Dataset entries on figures
'''
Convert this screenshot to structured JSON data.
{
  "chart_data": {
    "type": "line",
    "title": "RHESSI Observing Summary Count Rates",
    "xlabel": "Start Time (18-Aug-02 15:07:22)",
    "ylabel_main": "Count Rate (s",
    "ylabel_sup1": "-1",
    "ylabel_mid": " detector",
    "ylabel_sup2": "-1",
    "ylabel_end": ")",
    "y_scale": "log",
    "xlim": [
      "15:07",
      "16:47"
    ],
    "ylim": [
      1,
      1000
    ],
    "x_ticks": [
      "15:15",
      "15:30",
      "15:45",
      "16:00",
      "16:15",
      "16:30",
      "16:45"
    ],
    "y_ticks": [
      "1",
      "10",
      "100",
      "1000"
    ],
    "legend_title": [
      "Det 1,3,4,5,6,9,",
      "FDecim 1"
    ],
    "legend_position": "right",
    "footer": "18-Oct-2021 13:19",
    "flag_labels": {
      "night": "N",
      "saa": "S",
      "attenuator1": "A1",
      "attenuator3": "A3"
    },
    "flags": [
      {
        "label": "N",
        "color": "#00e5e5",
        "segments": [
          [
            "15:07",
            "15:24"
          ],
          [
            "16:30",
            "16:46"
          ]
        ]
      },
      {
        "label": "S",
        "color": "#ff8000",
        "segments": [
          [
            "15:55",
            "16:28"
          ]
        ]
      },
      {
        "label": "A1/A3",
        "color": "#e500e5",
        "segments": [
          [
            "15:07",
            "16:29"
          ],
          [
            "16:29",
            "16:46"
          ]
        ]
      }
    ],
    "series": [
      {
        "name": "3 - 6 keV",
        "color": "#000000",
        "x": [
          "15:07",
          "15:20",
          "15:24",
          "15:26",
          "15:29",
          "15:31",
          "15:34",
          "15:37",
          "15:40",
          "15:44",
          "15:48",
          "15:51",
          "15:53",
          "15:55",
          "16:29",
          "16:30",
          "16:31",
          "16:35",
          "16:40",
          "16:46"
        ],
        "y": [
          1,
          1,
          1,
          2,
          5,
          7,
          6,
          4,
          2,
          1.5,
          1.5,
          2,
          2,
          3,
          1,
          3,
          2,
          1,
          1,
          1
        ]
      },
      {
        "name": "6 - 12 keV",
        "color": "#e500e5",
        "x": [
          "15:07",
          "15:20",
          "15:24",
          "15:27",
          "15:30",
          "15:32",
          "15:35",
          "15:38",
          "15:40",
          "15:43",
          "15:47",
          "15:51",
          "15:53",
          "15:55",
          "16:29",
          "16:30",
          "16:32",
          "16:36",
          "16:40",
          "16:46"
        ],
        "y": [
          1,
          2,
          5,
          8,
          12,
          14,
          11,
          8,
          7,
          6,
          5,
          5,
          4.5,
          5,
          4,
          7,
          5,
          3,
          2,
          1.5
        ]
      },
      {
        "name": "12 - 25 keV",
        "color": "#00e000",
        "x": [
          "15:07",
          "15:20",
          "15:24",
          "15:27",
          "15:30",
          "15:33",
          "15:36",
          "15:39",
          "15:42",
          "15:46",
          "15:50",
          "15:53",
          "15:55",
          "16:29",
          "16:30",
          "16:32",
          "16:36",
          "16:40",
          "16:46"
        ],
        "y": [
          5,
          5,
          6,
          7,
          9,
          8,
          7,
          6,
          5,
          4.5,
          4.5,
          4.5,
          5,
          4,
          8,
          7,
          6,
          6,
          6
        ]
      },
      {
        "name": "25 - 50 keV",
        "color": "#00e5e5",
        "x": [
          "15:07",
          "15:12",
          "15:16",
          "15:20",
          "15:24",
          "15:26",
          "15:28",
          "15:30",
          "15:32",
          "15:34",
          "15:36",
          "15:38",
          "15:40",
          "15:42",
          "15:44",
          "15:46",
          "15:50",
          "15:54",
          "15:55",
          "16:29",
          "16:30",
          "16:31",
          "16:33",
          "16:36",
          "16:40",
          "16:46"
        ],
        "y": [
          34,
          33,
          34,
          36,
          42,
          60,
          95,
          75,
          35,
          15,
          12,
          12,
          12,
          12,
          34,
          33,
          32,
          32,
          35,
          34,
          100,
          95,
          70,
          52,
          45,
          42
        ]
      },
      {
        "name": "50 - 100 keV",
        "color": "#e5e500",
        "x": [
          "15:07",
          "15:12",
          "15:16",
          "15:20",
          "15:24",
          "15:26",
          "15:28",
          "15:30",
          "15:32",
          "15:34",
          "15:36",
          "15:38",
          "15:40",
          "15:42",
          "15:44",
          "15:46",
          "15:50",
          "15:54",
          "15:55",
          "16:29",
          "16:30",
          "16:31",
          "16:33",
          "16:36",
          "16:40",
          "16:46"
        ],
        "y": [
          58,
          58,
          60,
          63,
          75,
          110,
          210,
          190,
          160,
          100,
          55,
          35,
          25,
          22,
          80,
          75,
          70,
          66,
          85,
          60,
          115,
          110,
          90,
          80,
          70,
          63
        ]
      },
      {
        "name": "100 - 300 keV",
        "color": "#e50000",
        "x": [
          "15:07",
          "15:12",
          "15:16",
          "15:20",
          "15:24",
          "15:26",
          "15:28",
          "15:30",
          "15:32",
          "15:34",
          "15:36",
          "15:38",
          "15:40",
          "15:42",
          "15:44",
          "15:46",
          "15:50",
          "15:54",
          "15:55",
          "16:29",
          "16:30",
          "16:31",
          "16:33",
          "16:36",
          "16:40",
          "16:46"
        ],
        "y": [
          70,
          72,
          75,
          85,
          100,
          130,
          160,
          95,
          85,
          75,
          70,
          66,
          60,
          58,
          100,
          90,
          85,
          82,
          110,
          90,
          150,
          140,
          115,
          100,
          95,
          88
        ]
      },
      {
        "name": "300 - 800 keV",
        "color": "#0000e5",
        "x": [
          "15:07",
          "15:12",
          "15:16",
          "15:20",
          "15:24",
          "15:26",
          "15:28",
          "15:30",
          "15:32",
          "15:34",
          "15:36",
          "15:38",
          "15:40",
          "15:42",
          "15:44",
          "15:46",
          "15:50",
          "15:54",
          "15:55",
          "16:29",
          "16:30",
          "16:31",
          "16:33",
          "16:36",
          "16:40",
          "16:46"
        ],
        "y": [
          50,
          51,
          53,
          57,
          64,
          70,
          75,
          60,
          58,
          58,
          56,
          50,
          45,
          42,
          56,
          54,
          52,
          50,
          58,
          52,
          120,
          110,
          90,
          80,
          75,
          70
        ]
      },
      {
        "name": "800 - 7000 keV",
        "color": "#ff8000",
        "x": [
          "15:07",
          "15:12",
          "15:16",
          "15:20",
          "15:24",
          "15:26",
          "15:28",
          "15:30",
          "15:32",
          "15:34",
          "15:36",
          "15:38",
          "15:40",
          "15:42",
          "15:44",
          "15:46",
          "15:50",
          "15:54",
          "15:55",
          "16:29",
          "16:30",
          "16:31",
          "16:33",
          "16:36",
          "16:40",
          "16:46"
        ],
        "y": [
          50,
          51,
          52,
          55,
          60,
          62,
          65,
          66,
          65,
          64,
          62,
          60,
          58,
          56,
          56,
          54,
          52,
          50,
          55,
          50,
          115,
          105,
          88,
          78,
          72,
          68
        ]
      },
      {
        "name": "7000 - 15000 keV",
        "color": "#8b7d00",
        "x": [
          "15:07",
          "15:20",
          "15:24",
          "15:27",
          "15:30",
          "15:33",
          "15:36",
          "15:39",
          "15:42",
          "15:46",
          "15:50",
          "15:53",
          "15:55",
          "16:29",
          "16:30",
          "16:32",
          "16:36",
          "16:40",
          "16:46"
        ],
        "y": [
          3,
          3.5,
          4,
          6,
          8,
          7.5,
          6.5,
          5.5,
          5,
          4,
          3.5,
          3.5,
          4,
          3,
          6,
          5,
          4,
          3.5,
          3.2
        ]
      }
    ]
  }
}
'''
Short problem — Find every line that holds "Count" and copy it.

Solution for this exercise —
    "title": "RHESSI Observing Summary Count Rates",
    "ylabel_main": "Count Rate (s",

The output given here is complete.